#### Work required:
Every line below should be repeated exactly.

#### Material:

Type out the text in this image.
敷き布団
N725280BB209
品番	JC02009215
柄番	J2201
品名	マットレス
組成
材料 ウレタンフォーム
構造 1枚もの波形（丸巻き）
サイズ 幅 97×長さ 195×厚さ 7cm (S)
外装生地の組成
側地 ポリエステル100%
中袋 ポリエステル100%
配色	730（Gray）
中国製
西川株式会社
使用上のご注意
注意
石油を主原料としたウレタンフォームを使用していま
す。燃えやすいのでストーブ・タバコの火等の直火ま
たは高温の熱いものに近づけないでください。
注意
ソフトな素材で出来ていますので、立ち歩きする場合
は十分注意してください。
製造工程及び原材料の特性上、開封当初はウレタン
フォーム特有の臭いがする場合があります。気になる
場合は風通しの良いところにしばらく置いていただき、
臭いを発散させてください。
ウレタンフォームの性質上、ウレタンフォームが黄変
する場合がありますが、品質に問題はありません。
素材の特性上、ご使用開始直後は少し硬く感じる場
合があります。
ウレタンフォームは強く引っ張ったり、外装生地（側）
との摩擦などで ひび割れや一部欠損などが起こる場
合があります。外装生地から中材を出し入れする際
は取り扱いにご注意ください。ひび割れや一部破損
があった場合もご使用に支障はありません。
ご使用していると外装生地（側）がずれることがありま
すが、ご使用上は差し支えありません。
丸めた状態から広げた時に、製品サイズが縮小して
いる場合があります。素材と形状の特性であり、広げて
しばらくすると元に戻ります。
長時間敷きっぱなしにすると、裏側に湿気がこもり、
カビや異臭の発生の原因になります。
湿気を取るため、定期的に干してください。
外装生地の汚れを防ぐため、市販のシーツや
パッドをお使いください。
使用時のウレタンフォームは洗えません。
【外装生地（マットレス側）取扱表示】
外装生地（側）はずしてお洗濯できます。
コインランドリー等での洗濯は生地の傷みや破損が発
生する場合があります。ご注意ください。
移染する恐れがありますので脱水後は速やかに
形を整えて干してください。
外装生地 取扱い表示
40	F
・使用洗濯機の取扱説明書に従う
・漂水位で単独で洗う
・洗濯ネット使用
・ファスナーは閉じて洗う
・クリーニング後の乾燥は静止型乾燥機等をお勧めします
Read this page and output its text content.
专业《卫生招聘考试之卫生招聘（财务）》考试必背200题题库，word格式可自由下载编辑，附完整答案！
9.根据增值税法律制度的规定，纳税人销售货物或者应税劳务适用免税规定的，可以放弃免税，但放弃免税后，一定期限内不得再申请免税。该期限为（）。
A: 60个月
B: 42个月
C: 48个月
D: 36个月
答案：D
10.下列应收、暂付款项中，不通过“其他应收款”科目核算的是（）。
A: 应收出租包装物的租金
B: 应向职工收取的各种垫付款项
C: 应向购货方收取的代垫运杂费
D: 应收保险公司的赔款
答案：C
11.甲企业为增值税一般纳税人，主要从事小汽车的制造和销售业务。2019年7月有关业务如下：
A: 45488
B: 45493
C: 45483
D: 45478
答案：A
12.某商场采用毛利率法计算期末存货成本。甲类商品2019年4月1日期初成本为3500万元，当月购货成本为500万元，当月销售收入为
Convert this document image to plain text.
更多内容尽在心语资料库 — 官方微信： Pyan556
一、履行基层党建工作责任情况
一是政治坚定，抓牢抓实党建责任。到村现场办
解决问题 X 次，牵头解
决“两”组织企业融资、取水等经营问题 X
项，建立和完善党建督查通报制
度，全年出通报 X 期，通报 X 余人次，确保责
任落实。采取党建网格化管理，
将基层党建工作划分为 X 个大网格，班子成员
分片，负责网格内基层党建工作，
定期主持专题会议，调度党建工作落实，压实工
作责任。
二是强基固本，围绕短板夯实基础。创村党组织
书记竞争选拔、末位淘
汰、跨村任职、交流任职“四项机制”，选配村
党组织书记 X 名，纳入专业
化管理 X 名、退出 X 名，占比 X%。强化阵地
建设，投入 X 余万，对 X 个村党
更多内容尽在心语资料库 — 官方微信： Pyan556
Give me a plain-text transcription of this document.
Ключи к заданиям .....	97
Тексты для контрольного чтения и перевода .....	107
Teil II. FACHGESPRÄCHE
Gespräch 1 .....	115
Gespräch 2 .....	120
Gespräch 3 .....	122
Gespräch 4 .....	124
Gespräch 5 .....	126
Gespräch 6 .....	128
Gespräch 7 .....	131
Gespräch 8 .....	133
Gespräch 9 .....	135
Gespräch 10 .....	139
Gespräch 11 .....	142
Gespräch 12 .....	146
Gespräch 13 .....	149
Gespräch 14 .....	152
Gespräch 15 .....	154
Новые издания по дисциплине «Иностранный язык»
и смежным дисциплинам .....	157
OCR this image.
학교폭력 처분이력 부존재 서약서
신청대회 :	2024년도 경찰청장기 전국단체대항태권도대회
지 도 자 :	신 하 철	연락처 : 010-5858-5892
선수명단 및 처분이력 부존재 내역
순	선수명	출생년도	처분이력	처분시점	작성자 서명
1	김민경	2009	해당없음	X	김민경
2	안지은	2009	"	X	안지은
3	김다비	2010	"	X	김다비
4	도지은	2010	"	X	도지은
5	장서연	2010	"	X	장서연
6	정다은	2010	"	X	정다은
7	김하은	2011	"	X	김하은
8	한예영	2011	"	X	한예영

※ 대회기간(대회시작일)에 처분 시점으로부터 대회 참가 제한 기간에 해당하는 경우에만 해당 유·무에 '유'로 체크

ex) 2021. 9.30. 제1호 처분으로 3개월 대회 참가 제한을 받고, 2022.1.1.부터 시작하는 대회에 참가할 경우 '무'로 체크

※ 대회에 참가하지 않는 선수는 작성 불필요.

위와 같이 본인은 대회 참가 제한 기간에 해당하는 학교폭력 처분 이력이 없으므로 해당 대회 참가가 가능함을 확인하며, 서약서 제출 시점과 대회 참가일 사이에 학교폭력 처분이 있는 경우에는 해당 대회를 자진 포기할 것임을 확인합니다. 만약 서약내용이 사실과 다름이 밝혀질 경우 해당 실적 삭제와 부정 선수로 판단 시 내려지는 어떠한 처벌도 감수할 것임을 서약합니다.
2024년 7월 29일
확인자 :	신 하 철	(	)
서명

#### Exercise response:
Type out the text in this image.
敷き布団
N725280BB209
品番	JC02009215
柄番	J2201
品名	マットレス
組成
材料 ウレタンフォーム
構造 1枚もの波形（丸巻き）
サイズ 幅 97×長さ 195×厚さ 7cm (S)
外装生地の組成
側地 ポリエステル100%
中袋 ポリエステル100%
配色	730（Gray）
中国製
西川株式会社
使用上のご注意
注意
石油を主原料としたウレタンフォームを使用していま
す。燃えやすいのでストーブ・タバコの火等の直火ま
たは高温の熱いものに近づけないでください。
注意
ソフトな素材で出来ていますので、立ち歩きする場合
は十分注意してください。
製造工程及び原材料の特性上、開封当初はウレタン
フォーム特有の臭いがする場合があります。気になる
場合は風通しの良いところにしばらく置いていただき、
臭いを発散させてください。
ウレタンフォームの性質上、ウレタンフォームが黄変
する場合がありますが、品質に問題はありません。
素材の特性上、ご使用開始直後は少し硬く感じる場
合があります。
ウレタンフォームは強く引っ張ったり、外装生地（側）
との摩擦などで ひび割れや一部欠損などが起こる場
合があります。外装生地から中材を出し入れする際
は取り扱いにご注意ください。ひび割れや一部破損
があった場合もご使用に支障はありません。
ご使用していると外装生地（側）がずれることがありま
すが、ご使用上は差し支えありません。
丸めた状態から広げた時に、製品サイズが縮小して
いる場合があります。素材と形状の特性であり、広げて
しばらくすると元に戻ります。
長時間敷きっぱなしにすると、裏側に湿気がこもり、
カビや異臭の発生の原因になります。
湿気を取るため、定期的に干してください。
外装生地の汚れを防ぐため、市販のシーツや
パッドをお使いください。
使用時のウレタンフォームは洗えません。
【外装生地（マットレス側）取扱表示】
外装生地（側）はずしてお洗濯できます。
コインランドリー等での洗濯は生地の傷みや破損が発
生する場合があります。ご注意ください。
移染する恐れがありますので脱水後は速やかに
形を整えて干してください。
外装生地 取扱い表示
40	F
・使用洗濯機の取扱説明書に従う
・漂水位で単独で洗う
・洗濯ネット使用
・ファスナーは閉じて洗う
・クリーニング後の乾燥は静止型乾燥機等をお勧めします
Read this page and output its text content.
专业《卫生招聘考试之卫生招聘（财务）》考试必背200题题库，word格式可自由下载编辑，附完整答案！
9.根据增值税法律制度的规定，纳税人销售货物或者应税劳务适用免税规定的，可以放弃免税，但放弃免税后，一定期限内不得再申请免税。该期限为（）。
A: 60个月
B: 42个月
C: 48个月
D: 36个月
答案：D
10.下列应收、暂付款项中，不通过“其他应收款”科目核算的是（）。
A: 应收出租包装物的租金
B: 应向职工收取的各种垫付款项
C: 应向购货方收取的代垫运杂费
D: 应收保险公司的赔款
答案：C
11.甲企业为增值税一般纳税人，主要从事小汽车的制造和销售业务。2019年7月有关业务如下：
A: 45488
B: 45493
C: 45483
D: 45478
答案：A
12.某商场采用毛利率法计算期末存货成本。甲类商品2019年4月1日期初成本为3500万元，当月购货成本为500万元，当月销售收入为
Convert this document image to plain text.
更多内容尽在心语资料库 — 官方微信： Pyan556
一、履行基层党建工作责任情况
一是政治坚定，抓牢抓实党建责任。到村现场办
解决问题 X 次，牵头解
决“两”组织企业融资、取水等经营问题 X
项，建立和完善党建督查通报制
度，全年出通报 X 期，通报 X 余人次，确保责
任落实。采取党建网格化管理，
将基层党建工作划分为 X 个大网格，班子成员
分片，负责网格内基层党建工作，
定期主持专题会议，调度党建工作落实，压实工
作责任。
二是强基固本，围绕短板夯实基础。创村党组织
书记竞争选拔、末位淘
汰、跨村任职、交流任职“四项机制”，选配村
党组织书记 X 名，纳入专业
化管理 X 名、退出 X 名，占比 X%。强化阵地
建设，投入 X 余万，对 X 个村党
更多内容尽在心语资料库 — 官方微信： Pyan556
Give me a plain-text transcription of this document.
Ключи к заданиям .....	97
Тексты для контрольного чтения и перевода .....	107
Teil II. FACHGESPRÄCHE
Gespräch 1 .....	115
Gespräch 2 .....	120
Gespräch 3 .....	122
Gespräch 4 .....	124
Gespräch 5 .....	126
Gespräch 6 .....	128
Gespräch 7 .....	131
Gespräch 8 .....	133
Gespräch 9 .....	135
Gespräch 10 .....	139
Gespräch 11 .....	142
Gespräch 12 .....	146
Gespräch 13 .....	149
Gespräch 14 .....	152
Gespräch 15 .....	154
Новые издания по дисциплине «Иностранный язык»
и смежным дисциплинам .....	157
OCR this image.
학교폭력 처분이력 부존재 서약서
신청대회 :	2024년도 경찰청장기 전국단체대항태권도대회
지 도 자 :	신 하 철	연락처 : 010-5858-5892
선수명단 및 처분이력 부존재 내역
순	선수명	출생년도	처분이력	처분시점	작성자 서명
1	김민경	2009	해당없음	X	김민경
2	안지은	2009	"	X	안지은
3	김다비	2010	"	X	김다비
4	도지은	2010	"	X	도지은
5	장서연	2010	"	X	장서연
6	정다은	2010	"	X	정다은
7	김하은	2011	"	X	김하은
8	한예영	2011	"	X	한예영

※ 대회기간(대회시작일)에 처분 시점으로부터 대회 참가 제한 기간에 해당하는 경우에만 해당 유·무에 '유'로 체크

ex) 2021. 9.30. 제1호 처분으로 3개월 대회 참가 제한을 받고, 2022.1.1.부터 시작하는 대회에 참가할 경우 '무'로 체크

※ 대회에 참가하지 않는 선수는 작성 불필요.

위와 같이 본인은 대회 참가 제한 기간에 해당하는 학교폭력 처분 이력이 없으므로 해당 대회 참가가 가능함을 확인하며, 서약서 제출 시점과 대회 참가일 사이에 학교폭력 처분이 있는 경우에는 해당 대회를 자진 포기할 것임을 확인합니다. 만약 서약내용이 사실과 다름이 밝혀질 경우 해당 실적 삭제와 부정 선수로 판단 시 내려지는 어떠한 처벌도 감수할 것임을 서약합니다.
2024년 7월 29일
확인자 :	신 하 철	(	)
서명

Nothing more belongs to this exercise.